Reproduce the listing below without changes, except that pictures are left out.

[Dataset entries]
↓

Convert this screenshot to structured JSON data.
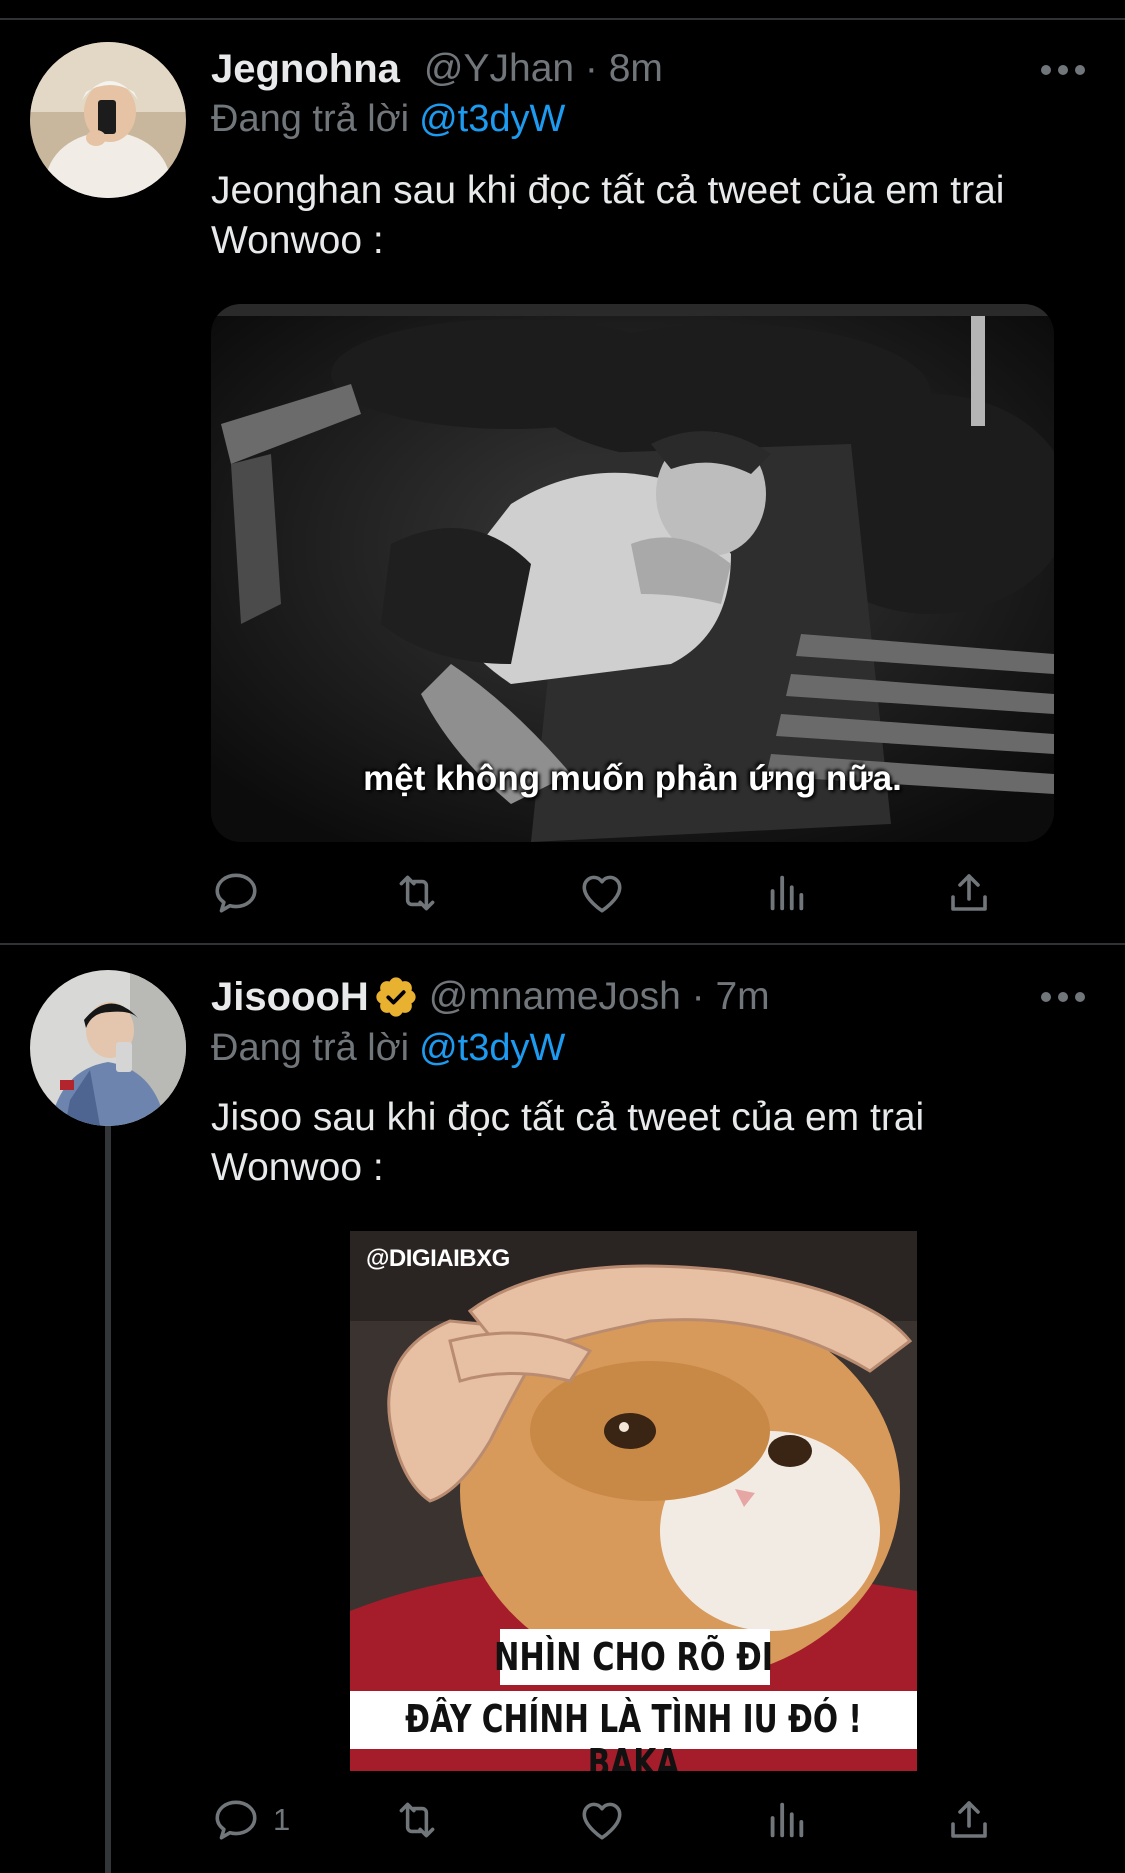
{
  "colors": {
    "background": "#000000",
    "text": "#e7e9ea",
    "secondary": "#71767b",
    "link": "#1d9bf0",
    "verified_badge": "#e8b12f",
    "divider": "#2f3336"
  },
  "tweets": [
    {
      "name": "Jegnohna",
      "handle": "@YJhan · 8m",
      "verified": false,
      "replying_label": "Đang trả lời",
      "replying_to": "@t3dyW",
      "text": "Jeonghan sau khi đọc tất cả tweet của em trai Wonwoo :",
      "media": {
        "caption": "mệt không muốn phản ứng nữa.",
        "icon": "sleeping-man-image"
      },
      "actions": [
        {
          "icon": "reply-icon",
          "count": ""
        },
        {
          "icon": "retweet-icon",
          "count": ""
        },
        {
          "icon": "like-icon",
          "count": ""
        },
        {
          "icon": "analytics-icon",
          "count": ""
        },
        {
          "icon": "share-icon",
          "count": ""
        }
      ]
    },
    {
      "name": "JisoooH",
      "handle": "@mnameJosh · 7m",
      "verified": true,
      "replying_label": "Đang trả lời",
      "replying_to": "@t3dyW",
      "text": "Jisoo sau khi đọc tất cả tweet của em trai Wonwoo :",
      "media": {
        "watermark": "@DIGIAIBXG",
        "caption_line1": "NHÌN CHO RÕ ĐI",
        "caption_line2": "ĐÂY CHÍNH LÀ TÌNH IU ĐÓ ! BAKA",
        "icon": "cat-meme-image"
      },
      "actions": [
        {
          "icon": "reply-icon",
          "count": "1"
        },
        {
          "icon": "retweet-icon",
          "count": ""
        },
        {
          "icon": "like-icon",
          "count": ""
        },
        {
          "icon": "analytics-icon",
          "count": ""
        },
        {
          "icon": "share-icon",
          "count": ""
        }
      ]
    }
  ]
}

↑

▶ **FINAL RESULT**:
Convert this screenshot to structured JSON data.
{
  "colors": {
    "background": "#000000",
    "text": "#e7e9ea",
    "secondary": "#71767b",
    "link": "#1d9bf0",
    "verified_badge": "#e8b12f",
    "divider": "#2f3336"
  },
  "tweets": [
    {
      "name": "Jegnohna",
      "handle": "@YJhan · 8m",
      "verified": false,
      "replying_label": "Đang trả lời",
      "replying_to": "@t3dyW",
      "text": "Jeonghan sau khi đọc tất cả tweet của em trai Wonwoo :",
      "media": {
        "caption": "mệt không muốn phản ứng nữa.",
        "icon": "sleeping-man-image"
      },
      "actions": [
        {
          "icon": "reply-icon",
          "count": ""
        },
        {
          "icon": "retweet-icon",
          "count": ""
        },
        {
          "icon": "like-icon",
          "count": ""
        },
        {
          "icon": "analytics-icon",
          "count": ""
        },
        {
          "icon": "share-icon",
          "count": ""
        }
      ]
    },
    {
      "name": "JisoooH",
      "handle": "@mnameJosh · 7m",
      "verified": true,
      "replying_label": "Đang trả lời",
      "replying_to": "@t3dyW",
      "text": "Jisoo sau khi đọc tất cả tweet của em trai Wonwoo :",
      "media": {
        "watermark": "@DIGIAIBXG",
        "caption_line1": "NHÌN CHO RÕ ĐI",
        "caption_line2": "ĐÂY CHÍNH LÀ TÌNH IU ĐÓ ! BAKA",
        "icon": "cat-meme-image"
      },
      "actions": [
        {
          "icon": "reply-icon",
          "count": "1"
        },
        {
          "icon": "retweet-icon",
          "count": ""
        },
        {
          "icon": "like-icon",
          "count": ""
        },
        {
          "icon": "analytics-icon",
          "count": ""
        },
        {
          "icon": "share-icon",
          "count": ""
        }
      ]
    }
  ]
}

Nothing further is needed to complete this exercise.